• _INSTRUCTIONS FOR THE TASK_
Reproduce the records below exactly, leaving out any pictures.

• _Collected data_
+++

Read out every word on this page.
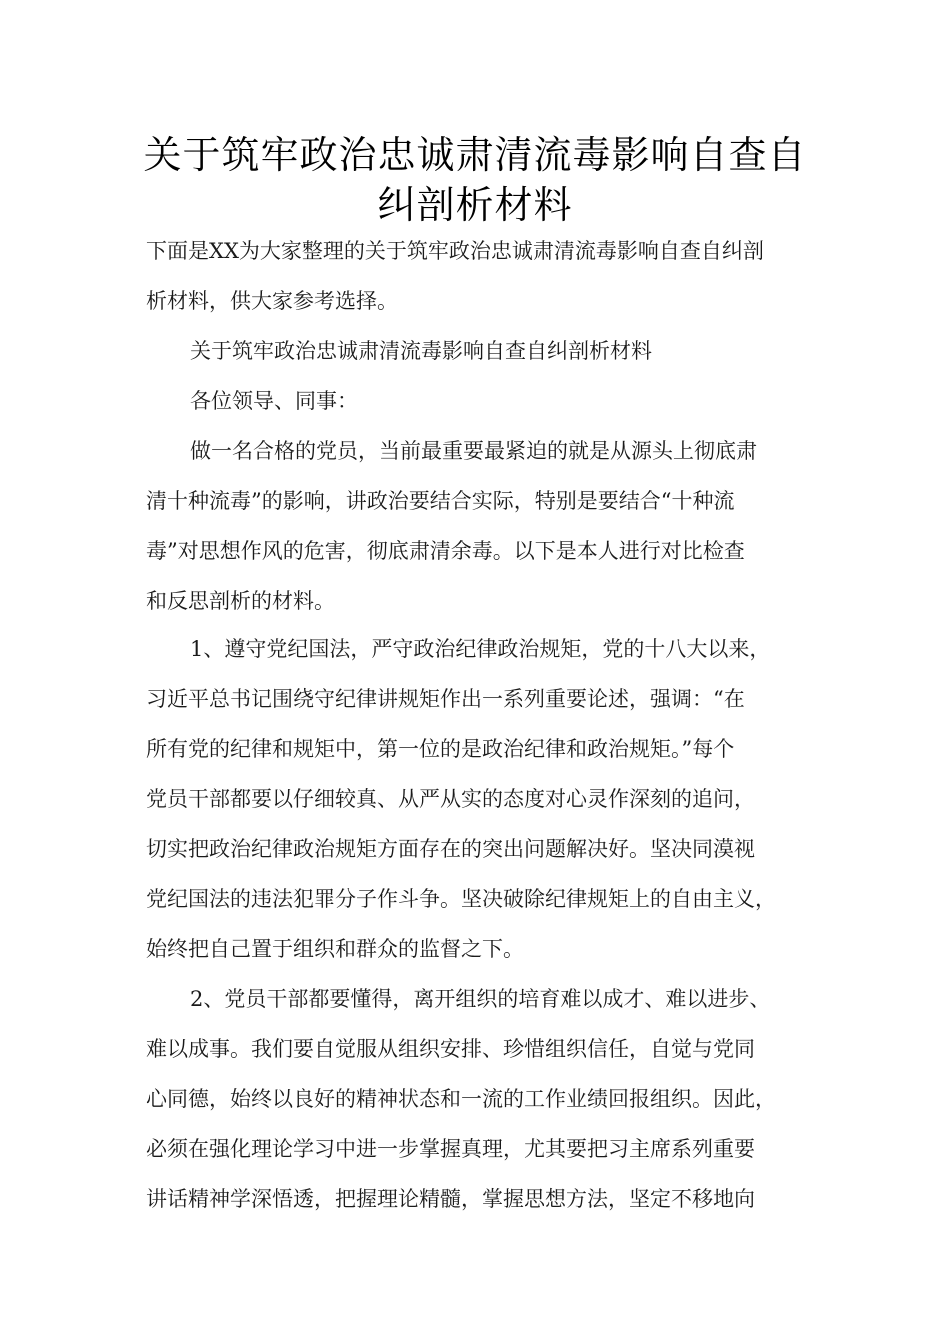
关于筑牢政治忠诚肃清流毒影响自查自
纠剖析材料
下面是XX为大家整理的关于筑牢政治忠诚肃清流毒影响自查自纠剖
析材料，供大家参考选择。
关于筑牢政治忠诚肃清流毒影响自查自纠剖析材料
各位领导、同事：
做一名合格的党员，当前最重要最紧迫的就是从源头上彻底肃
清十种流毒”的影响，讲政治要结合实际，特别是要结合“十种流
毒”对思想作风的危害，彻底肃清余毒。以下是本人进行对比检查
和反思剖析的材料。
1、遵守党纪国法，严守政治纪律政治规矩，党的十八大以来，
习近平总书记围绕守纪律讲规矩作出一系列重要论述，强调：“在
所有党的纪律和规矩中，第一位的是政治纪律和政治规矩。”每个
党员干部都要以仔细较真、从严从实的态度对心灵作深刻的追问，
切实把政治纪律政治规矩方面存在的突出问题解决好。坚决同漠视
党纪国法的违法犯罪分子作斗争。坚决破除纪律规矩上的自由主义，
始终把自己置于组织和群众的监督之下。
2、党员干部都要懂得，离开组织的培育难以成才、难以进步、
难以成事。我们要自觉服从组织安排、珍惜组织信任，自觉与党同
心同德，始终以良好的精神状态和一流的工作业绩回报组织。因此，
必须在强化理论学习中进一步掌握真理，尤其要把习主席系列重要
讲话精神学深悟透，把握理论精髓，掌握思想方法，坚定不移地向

+++

• _THE OUTPUT_
Read out every word on this page.
关于筑牢政治忠诚肃清流毒影响自查自
纠剖析材料
下面是XX为大家整理的关于筑牢政治忠诚肃清流毒影响自查自纠剖
析材料，供大家参考选择。
关于筑牢政治忠诚肃清流毒影响自查自纠剖析材料
各位领导、同事：
做一名合格的党员，当前最重要最紧迫的就是从源头上彻底肃
清十种流毒”的影响，讲政治要结合实际，特别是要结合“十种流
毒”对思想作风的危害，彻底肃清余毒。以下是本人进行对比检查
和反思剖析的材料。
1、遵守党纪国法，严守政治纪律政治规矩，党的十八大以来，
习近平总书记围绕守纪律讲规矩作出一系列重要论述，强调：“在
所有党的纪律和规矩中，第一位的是政治纪律和政治规矩。”每个
党员干部都要以仔细较真、从严从实的态度对心灵作深刻的追问，
切实把政治纪律政治规矩方面存在的突出问题解决好。坚决同漠视
党纪国法的违法犯罪分子作斗争。坚决破除纪律规矩上的自由主义，
始终把自己置于组织和群众的监督之下。
2、党员干部都要懂得，离开组织的培育难以成才、难以进步、
难以成事。我们要自觉服从组织安排、珍惜组织信任，自觉与党同
心同德，始终以良好的精神状态和一流的工作业绩回报组织。因此，
必须在强化理论学习中进一步掌握真理，尤其要把习主席系列重要
讲话精神学深悟透，把握理论精髓，掌握思想方法，坚定不移地向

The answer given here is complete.